# Willowdale State Park



## BackLoafRiver (Nov 5, 2015)

Any of you guys ride Willowdale? I have been hearing stuff about it and was thinking of checking it out this weekend.


----------



## snoseek (Nov 7, 2015)

If your in the area its definitely worth it. Its not too far from my summer job so i go there quite a bit. 

Only problem as a first time visitor is how confusing it can be. Dont overthink it. If you see a singletrack take it. There are many.

Sent from my LG-H345 using Tapatalk


----------



## BackLoafRiver (Apr 6, 2016)

Bumping an old thread.  Im on vacation in a little over a week.  Anyone around that wants to meet up? Time and day are super flexible. I have yet to get there.


----------



## boston_e (Apr 15, 2016)

BackLoafRiver said:


> Bumping an old thread.  Im on vacation in a little over a week.  Anyone around that wants to meet up? Time and day are super flexible. I have yet to get there.



Willowdale is great.  Not a lot of elevation change.  There is quite a bit of "flow-y", not overly technical single track.  I live fairly close by so it is kind of my "home area".

If you search the mass state parks website you should be able to find a map of the area (map does not show the single tracks), but does have all the fire roads and "number stakes" which are fairly well marked throughout the area, and makes it pretty easy to find your way out.

::::

_WHAT TO DO_.
• a. Answer these questions about the Willowdale State Park forum thread, one per line:
(i) According to snoseek, what is the only problem for a first-time visitor?
(ii) In the April 2016 post, how soon does BackLoafRiver say the vacation begins?
(iii) What does boston_e say the map from the state parks website does not show?
• b. Write the next part of the Willowdale State Park forum thread, starting after its last sentence.

::::

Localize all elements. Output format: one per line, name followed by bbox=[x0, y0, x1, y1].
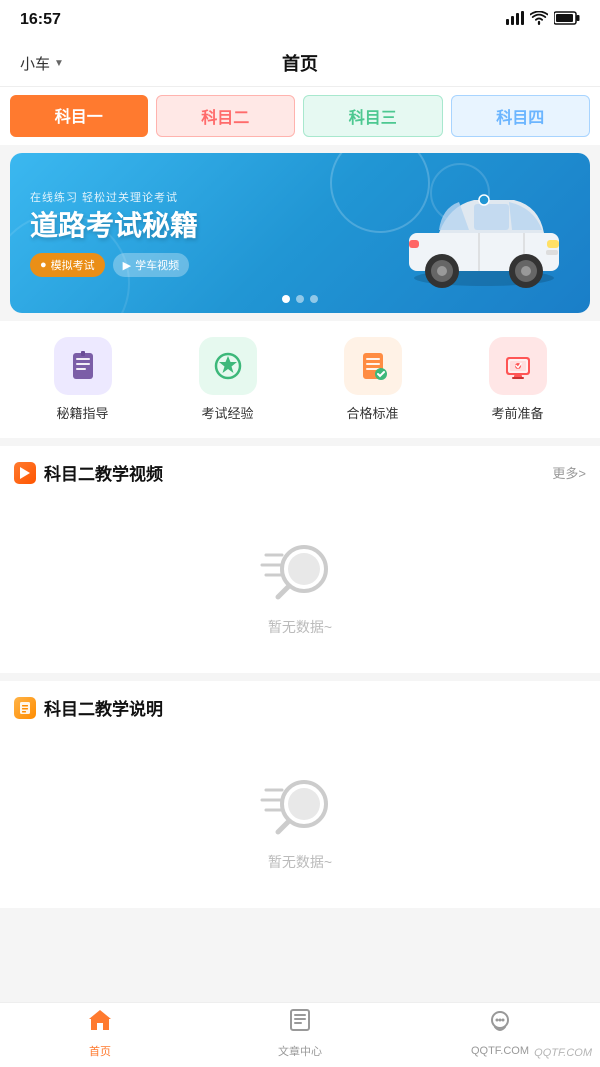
kaoshi-icon bbox=[199, 337, 257, 395]
header-vehicle-selector[interactable]: 小车 ▼ bbox=[20, 53, 64, 74]
doc-section: 科目二教学说明 暂无数据~ bbox=[0, 681, 600, 908]
hege-icon bbox=[344, 337, 402, 395]
home-icon bbox=[87, 1007, 113, 1040]
miji-label: 秘籍指导 bbox=[56, 403, 108, 422]
subject-tab-2[interactable]: 科目二 bbox=[156, 95, 296, 137]
video-section-header: 科目二教学视频 更多> bbox=[14, 446, 586, 495]
video-section-more[interactable]: 更多> bbox=[552, 463, 586, 482]
banner-title: 道路考试秘籍 bbox=[30, 211, 570, 242]
banner-dot-1[interactable] bbox=[282, 295, 290, 303]
nav-label-home: 首页 bbox=[89, 1043, 111, 1059]
mock-btn-icon: ● bbox=[40, 259, 47, 271]
video-empty-icon bbox=[260, 525, 340, 605]
header: 小车 ▼ 首页 bbox=[0, 40, 600, 87]
kaoqian-label: 考前准备 bbox=[491, 403, 543, 422]
hege-label: 合格标准 bbox=[346, 403, 398, 422]
banner-dot-2[interactable] bbox=[296, 295, 304, 303]
nav-label-article: 文章中心 bbox=[278, 1043, 322, 1059]
icon-item-kaoshi[interactable]: 考试经验 bbox=[199, 337, 257, 422]
wifi-icon bbox=[530, 11, 548, 30]
video-btn-icon: ▶ bbox=[123, 259, 131, 272]
signal-icon bbox=[506, 11, 524, 30]
video-empty-state: 暂无数据~ bbox=[14, 495, 586, 673]
nav-item-article[interactable]: 文章中心 bbox=[200, 1003, 400, 1067]
vehicle-label: 小车 bbox=[20, 53, 50, 74]
banner-btn-video[interactable]: ▶ 学车视频 bbox=[113, 253, 189, 277]
subject-tab-4[interactable]: 科目四 bbox=[451, 95, 591, 137]
watermark: QQTF.COM bbox=[534, 1047, 592, 1059]
status-time: 16:57 bbox=[20, 11, 61, 29]
bottom-nav: 首页 文章中心 QQTF.COM bbox=[0, 1002, 600, 1067]
video-section-icon bbox=[14, 462, 36, 484]
icon-item-hege[interactable]: 合格标准 bbox=[344, 337, 402, 422]
banner-dot-3[interactable] bbox=[310, 295, 318, 303]
page-title: 首页 bbox=[282, 50, 318, 76]
battery-icon bbox=[554, 11, 580, 30]
doc-empty-state: 暂无数据~ bbox=[14, 730, 586, 908]
banner-btn-mock[interactable]: ● 模拟考试 bbox=[30, 253, 105, 277]
status-bar: 16:57 bbox=[0, 0, 600, 40]
icon-grid: 秘籍指导 考试经验 合格标准 bbox=[0, 321, 600, 438]
miji-icon bbox=[54, 337, 112, 395]
banner-dots bbox=[282, 295, 318, 303]
doc-empty-icon bbox=[260, 760, 340, 840]
banner[interactable]: 在线练习 轻松过关理论考试 道路考试秘籍 ● 模拟考试 ▶ 学车视频 bbox=[10, 153, 590, 313]
community-icon bbox=[487, 1009, 513, 1042]
status-icons bbox=[506, 11, 580, 30]
nav-label-community: QQTF.COM bbox=[471, 1045, 529, 1057]
banner-subtitle: 在线练习 轻松过关理论考试 bbox=[30, 189, 570, 205]
doc-section-icon bbox=[14, 697, 36, 719]
article-icon bbox=[287, 1007, 313, 1040]
icon-item-kaoqian[interactable]: 考前准备 bbox=[489, 337, 547, 422]
video-section-title: 科目二教学视频 bbox=[14, 460, 163, 485]
doc-section-header: 科目二教学说明 bbox=[14, 681, 586, 730]
kaoqian-icon bbox=[489, 337, 547, 395]
doc-section-title: 科目二教学说明 bbox=[14, 695, 163, 720]
kaoshi-label: 考试经验 bbox=[201, 403, 253, 422]
subject-tabs: 科目一 科目二 科目三 科目四 bbox=[0, 87, 600, 145]
doc-empty-text: 暂无数据~ bbox=[268, 852, 332, 872]
subject-tab-1[interactable]: 科目一 bbox=[10, 95, 148, 137]
video-empty-text: 暂无数据~ bbox=[268, 617, 332, 637]
video-section: 科目二教学视频 更多> 暂无数据~ bbox=[0, 446, 600, 673]
icon-item-miji[interactable]: 秘籍指导 bbox=[54, 337, 112, 422]
banner-buttons: ● 模拟考试 ▶ 学车视频 bbox=[30, 253, 570, 277]
nav-item-home[interactable]: 首页 bbox=[0, 1003, 200, 1067]
dropdown-arrow-icon: ▼ bbox=[54, 58, 64, 69]
banner-content: 在线练习 轻松过关理论考试 道路考试秘籍 ● 模拟考试 ▶ 学车视频 bbox=[30, 189, 570, 278]
subject-tab-3[interactable]: 科目三 bbox=[303, 95, 443, 137]
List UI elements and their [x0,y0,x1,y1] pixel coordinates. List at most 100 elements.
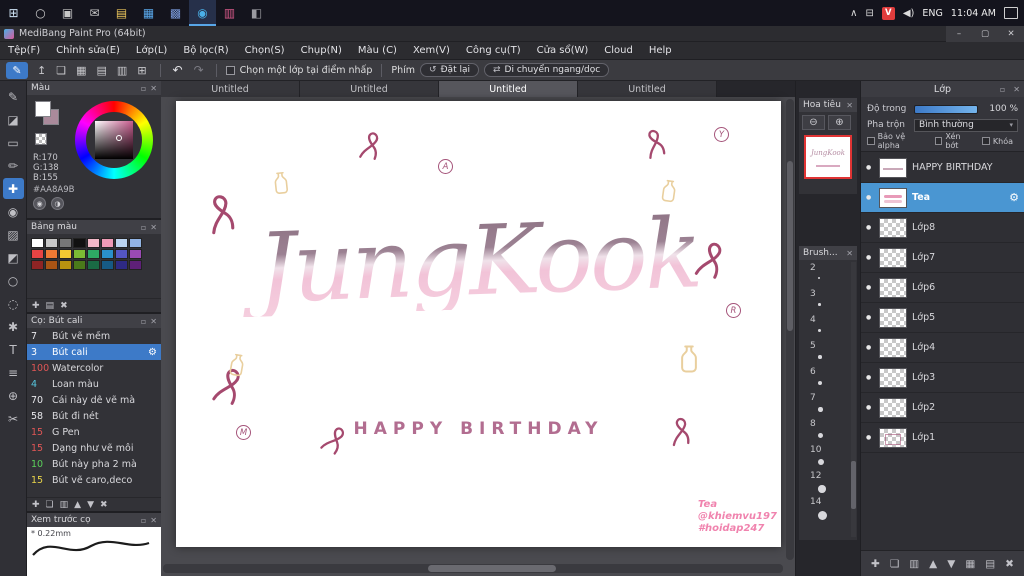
brush-size-item[interactable]: 12 [799,471,857,497]
visibility-icon[interactable]: ● [866,344,874,351]
navigator-preview[interactable]: JungKook [804,135,852,179]
brush-size-item[interactable]: 4 [799,315,857,341]
divide-tool[interactable]: ✂ [3,408,24,429]
undock-icon[interactable]: ▫ [141,223,146,232]
color-swatch[interactable] [73,260,86,270]
color-swatch[interactable] [87,249,100,259]
delete-color-icon[interactable]: ✖ [60,301,68,311]
brush-size-item[interactable]: 2 [799,263,857,289]
brush-item[interactable]: 15 Bút vẽ caro,deco ⚙ [27,472,161,488]
palette-app-icon[interactable]: ▥ [216,0,243,26]
layer-row[interactable]: ● Lớp2 ⚙ [861,393,1024,423]
visibility-icon[interactable]: ● [866,404,874,411]
menu-item[interactable]: Cửa sổ(W) [529,42,597,60]
layer-row[interactable]: ● Lớp1 ⚙ [861,423,1024,453]
document-tab[interactable]: Untitled [300,81,439,97]
pen-tool[interactable]: ✎ [3,86,24,107]
undock-icon[interactable]: ▫ [141,317,146,326]
menu-item[interactable]: Chọn(S) [237,42,293,60]
color-swatch[interactable] [31,238,44,248]
color-swatch[interactable] [129,249,142,259]
horizontal-scrollbar[interactable] [163,564,783,573]
duplicate-brush-icon[interactable]: ❏ [46,500,54,510]
layer-row[interactable]: ● Lớp8 ⚙ [861,213,1024,243]
color-swatch[interactable] [115,260,128,270]
brush-item[interactable]: 4 Loan màu ⚙ [27,376,161,392]
visibility-icon[interactable]: ● [866,164,874,171]
move-tool[interactable]: ✚ [2,178,24,199]
color-swatch[interactable] [101,238,114,248]
menu-item[interactable]: Xem(V) [405,42,458,60]
layer-row[interactable]: ● Lớp3 ⚙ [861,363,1024,393]
comment-icon[interactable]: ❏ [52,64,70,77]
close-icon[interactable]: ✕ [846,249,853,258]
brush-item[interactable]: 100 Watercolor ⚙ [27,360,161,376]
canvas[interactable]: JungKook HAPPY BIRTHDAY Tea @khiemvu197 … [176,101,781,547]
visibility-icon[interactable]: ● [866,194,874,201]
color-swatch[interactable] [129,238,142,248]
brush-size-header[interactable]: Brush... ✕ [799,246,857,260]
network-icon[interactable]: ⊟ [865,8,873,19]
volume-icon[interactable]: ◀) [903,8,915,19]
menu-item[interactable]: Help [641,42,680,60]
brush-item[interactable]: 7 Bút vẽ mềm ⚙ [27,328,161,344]
document-tab[interactable]: Untitled [161,81,300,97]
clipping-checkbox[interactable] [934,137,943,145]
layer-row[interactable]: ● Lớp5 ⚙ [861,303,1024,333]
layer-up-icon[interactable]: ▲ [929,558,937,570]
select-tool[interactable]: ▭ [3,132,24,153]
undock-icon[interactable]: ▫ [141,516,146,525]
zoom-out-button[interactable]: ⊖ [802,115,825,130]
minimize-button[interactable]: – [946,26,972,42]
duplicate-layer-icon[interactable]: ❏ [890,558,899,570]
close-icon[interactable]: ✕ [1013,85,1020,94]
add-color-icon[interactable]: ✚ [32,301,40,311]
color-swatch[interactable] [87,260,100,270]
layer-row[interactable]: ● Tea ⚙ [861,183,1024,213]
brush-tool[interactable]: ✏ [3,155,24,176]
clock[interactable]: 11:04 AM [951,8,996,19]
opacity-slider[interactable] [914,104,978,114]
move-direction-button[interactable]: ⇄ Di chuyển ngang/dọc [483,63,610,77]
layer-down-icon[interactable]: ▼ [947,558,955,570]
visibility-icon[interactable]: ● [866,374,874,381]
color-swatch[interactable] [45,260,58,270]
brush-down-icon[interactable]: ▼ [87,500,94,510]
menu-item[interactable]: Lớp(L) [128,42,175,60]
zoom-tool[interactable]: ⊕ [3,385,24,406]
file-explorer-icon[interactable]: ▤ [108,0,135,26]
zoom-in-button[interactable]: ⊕ [828,115,851,130]
close-icon[interactable]: ✕ [150,516,157,525]
close-button[interactable]: ✕ [998,26,1024,42]
brush-preview-header[interactable]: Xem trước cọ ▫ ✕ [27,513,161,527]
vlc-tray-icon[interactable]: V [881,6,895,20]
eraser-tool[interactable]: ◪ [3,109,24,130]
merge-layer-icon[interactable]: ▦ [965,558,975,570]
color-mode-button[interactable]: ◑ [51,197,64,210]
panels-icon[interactable]: ▥ [113,64,131,77]
brush-panel-header[interactable]: Cọ: Bút cali ▫ ✕ [27,314,161,328]
layers-panel-header[interactable]: Lớp ▫ ✕ [861,81,1024,97]
new-layer-icon[interactable]: ✚ [871,558,880,570]
menu-item[interactable]: Cloud [596,42,641,60]
brush-size-item[interactable]: 14 [799,497,857,523]
undock-icon[interactable]: ▫ [1000,85,1005,94]
vertical-scrollbar[interactable] [786,99,794,560]
text-tool[interactable]: T [3,339,24,360]
layer-folder-icon[interactable]: ▥ [909,558,919,570]
menu-item[interactable]: Tệp(F) [0,42,48,60]
task-view-icon[interactable]: ▣ [54,0,81,26]
brush-size-item[interactable]: 10 [799,445,857,471]
document-tab[interactable]: Untitled [439,81,578,97]
eyedropper-tool[interactable]: ◉ [3,201,24,222]
palette-menu-icon[interactable]: ▤ [46,301,55,311]
brush-item[interactable]: 15 Dạng như vẽ môi ⚙ [27,440,161,456]
brush-folder-icon[interactable]: ▥ [60,500,69,510]
eyedropper-button[interactable]: ◉ [33,197,46,210]
document-tab[interactable]: Untitled [578,81,717,97]
shape-tool[interactable]: ○ [3,270,24,291]
maximize-button[interactable]: ▢ [972,26,998,42]
saturation-value-square[interactable] [95,121,133,159]
alpha-protect-checkbox[interactable] [867,137,875,145]
pan-tool[interactable]: ≡ [3,362,24,383]
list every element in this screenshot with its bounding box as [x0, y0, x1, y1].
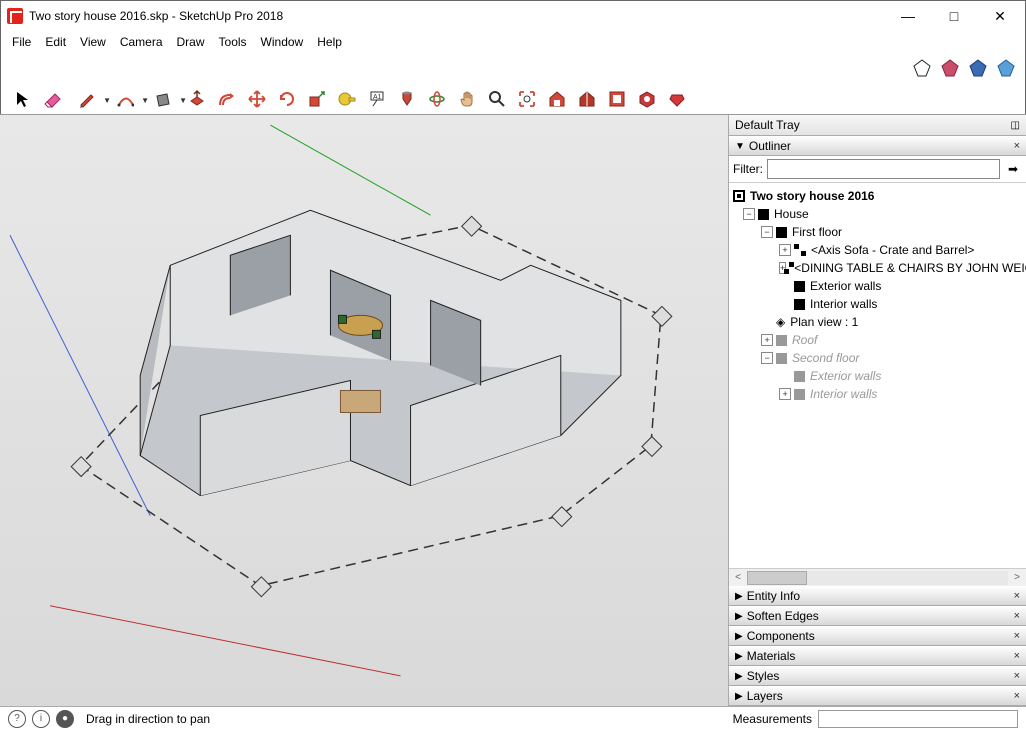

::::

_RESULTS_.
• a.
(i) How confusing it can be.
(ii) In a little over a week.
(iii) The single tracks.

• b.
As snoseek said, the single tracks can be confusing as a lot of them wind back and forth through not too big of an area.  Like you ride for a mile and come out 40 yards from where you started type of stuff, but again don't over think it.

When are you going to be down here?  My next couple of weeks are tough but I'd be happy to ride with you there at some point.  I don't know if the rides have started yet, but if you check out NEMBA on Facebook, there are often people leading impromptu group rides.

Enjoy!


----------



## BackLoafRiver (Apr 18, 2016)

Looking like I'll be there on Thursday. (Might swing down Wednesday night as well)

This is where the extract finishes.